> [THE EXERCISE] Count the lines in the data below where the string "xlabel" occurs, please, and give the number alone.

> [EXTRACTED ENTRIES]

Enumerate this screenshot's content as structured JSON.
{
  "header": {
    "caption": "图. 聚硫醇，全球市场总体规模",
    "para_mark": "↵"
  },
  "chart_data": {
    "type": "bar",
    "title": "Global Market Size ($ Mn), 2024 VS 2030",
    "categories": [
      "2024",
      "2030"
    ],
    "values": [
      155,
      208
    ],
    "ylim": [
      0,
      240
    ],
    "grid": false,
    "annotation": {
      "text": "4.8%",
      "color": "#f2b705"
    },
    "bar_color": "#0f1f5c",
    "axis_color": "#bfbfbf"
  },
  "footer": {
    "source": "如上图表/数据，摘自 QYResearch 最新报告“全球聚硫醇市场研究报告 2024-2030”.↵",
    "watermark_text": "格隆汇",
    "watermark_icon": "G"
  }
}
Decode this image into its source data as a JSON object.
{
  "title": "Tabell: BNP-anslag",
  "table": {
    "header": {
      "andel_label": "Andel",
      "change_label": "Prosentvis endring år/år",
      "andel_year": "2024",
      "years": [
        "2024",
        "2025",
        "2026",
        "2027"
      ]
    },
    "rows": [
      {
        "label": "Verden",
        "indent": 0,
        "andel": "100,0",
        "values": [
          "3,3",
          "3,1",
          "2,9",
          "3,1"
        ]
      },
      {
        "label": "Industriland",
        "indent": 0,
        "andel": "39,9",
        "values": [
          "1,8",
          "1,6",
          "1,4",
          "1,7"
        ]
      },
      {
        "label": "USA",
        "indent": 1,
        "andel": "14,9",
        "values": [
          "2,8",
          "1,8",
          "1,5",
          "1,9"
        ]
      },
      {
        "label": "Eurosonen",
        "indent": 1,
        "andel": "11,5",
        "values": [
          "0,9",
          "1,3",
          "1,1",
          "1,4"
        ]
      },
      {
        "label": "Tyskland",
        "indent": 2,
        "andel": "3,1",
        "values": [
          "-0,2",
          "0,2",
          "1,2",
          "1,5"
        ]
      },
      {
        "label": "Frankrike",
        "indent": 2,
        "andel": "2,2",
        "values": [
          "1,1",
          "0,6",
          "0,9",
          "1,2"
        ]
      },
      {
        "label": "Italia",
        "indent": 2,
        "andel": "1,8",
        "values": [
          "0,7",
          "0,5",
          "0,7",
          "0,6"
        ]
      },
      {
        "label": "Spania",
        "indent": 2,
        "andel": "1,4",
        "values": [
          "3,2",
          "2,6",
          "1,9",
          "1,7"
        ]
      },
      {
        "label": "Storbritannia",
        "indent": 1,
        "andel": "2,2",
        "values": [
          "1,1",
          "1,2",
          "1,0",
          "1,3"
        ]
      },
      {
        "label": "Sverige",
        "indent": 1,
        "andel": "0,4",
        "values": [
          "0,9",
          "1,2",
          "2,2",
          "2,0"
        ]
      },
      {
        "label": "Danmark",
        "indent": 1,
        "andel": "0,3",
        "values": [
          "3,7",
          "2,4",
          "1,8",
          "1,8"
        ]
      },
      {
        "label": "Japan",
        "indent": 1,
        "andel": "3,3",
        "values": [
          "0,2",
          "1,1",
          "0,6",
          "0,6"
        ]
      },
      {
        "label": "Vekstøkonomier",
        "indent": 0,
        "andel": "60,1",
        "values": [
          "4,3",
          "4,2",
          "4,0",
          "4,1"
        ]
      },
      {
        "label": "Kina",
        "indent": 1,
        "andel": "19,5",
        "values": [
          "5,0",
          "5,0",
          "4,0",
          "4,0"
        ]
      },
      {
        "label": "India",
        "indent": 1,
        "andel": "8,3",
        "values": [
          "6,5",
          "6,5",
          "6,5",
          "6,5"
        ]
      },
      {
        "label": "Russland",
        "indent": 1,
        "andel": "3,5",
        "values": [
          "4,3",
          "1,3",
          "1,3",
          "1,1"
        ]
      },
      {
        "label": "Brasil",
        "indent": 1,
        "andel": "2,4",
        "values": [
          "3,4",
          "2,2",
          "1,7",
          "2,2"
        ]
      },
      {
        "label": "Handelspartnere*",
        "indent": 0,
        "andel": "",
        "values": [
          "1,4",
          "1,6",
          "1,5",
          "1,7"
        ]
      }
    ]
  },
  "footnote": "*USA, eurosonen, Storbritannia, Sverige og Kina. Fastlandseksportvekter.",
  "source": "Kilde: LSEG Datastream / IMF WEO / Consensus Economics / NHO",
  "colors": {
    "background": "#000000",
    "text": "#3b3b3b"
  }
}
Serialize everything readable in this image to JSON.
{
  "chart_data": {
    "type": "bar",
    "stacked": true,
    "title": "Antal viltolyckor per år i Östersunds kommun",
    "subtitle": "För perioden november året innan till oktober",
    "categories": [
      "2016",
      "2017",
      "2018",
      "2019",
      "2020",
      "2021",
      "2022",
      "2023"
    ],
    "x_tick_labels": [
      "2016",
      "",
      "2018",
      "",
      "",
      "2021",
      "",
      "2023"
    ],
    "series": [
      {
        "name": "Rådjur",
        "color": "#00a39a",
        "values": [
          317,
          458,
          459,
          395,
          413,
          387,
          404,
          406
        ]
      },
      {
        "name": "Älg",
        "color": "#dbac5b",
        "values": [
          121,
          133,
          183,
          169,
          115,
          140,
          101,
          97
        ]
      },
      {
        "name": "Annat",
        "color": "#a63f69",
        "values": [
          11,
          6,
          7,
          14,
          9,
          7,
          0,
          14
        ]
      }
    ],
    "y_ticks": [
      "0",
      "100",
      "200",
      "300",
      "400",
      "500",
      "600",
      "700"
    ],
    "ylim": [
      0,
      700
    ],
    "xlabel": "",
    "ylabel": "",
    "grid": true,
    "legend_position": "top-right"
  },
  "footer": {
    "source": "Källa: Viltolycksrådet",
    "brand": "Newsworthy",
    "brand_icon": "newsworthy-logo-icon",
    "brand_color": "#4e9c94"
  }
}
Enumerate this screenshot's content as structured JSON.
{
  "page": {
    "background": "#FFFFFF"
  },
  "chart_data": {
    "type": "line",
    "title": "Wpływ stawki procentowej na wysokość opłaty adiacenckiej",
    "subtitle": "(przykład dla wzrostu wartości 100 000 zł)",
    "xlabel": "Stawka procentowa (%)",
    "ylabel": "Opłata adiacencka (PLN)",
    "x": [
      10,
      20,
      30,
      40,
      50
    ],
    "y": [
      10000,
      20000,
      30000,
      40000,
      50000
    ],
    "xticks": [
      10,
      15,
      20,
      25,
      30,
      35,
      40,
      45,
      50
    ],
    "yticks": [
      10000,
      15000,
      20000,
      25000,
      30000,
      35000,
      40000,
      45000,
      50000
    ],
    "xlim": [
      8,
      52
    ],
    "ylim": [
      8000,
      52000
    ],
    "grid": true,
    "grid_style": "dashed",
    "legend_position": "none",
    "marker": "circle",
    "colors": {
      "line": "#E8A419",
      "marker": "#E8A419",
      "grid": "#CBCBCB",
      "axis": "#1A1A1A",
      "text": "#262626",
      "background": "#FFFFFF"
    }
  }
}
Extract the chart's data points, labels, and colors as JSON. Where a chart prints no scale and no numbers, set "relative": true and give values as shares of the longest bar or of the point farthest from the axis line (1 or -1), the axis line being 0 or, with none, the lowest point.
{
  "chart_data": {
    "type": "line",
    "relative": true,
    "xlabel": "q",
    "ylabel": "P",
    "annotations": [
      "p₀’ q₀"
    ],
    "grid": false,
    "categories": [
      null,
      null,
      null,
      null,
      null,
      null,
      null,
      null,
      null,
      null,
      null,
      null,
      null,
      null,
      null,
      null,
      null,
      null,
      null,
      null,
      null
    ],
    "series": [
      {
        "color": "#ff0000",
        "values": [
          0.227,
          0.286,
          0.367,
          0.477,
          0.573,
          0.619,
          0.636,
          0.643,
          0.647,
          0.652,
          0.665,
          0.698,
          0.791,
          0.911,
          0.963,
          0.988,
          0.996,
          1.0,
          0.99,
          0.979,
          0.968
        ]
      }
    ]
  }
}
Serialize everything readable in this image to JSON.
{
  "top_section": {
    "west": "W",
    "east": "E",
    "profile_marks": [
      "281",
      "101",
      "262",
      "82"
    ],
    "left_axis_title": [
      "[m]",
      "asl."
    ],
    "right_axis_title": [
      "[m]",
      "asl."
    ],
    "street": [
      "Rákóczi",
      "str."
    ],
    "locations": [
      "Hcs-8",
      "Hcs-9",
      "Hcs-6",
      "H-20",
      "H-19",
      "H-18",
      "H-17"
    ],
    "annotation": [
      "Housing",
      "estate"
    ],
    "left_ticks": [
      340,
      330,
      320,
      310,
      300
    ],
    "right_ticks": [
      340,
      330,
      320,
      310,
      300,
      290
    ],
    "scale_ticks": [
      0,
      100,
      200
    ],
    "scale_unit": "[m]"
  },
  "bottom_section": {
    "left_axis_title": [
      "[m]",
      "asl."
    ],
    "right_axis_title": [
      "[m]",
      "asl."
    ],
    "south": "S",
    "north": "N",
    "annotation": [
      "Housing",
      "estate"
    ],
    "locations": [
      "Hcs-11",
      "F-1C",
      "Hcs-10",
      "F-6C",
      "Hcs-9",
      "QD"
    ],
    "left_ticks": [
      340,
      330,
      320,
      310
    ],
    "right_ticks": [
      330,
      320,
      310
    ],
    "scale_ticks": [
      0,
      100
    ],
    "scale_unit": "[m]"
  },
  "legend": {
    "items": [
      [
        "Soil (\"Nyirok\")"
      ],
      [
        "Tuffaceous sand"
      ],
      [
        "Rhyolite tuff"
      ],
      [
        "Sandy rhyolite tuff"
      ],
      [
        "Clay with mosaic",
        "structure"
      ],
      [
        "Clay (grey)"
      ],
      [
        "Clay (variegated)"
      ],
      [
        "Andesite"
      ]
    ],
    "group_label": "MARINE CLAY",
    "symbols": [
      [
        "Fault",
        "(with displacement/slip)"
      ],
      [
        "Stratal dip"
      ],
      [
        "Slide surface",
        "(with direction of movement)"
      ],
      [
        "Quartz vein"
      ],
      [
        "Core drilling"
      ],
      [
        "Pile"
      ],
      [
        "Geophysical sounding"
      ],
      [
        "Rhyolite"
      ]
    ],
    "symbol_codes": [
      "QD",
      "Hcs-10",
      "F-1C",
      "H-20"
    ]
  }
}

> [PROBLEM SOLUTION] 3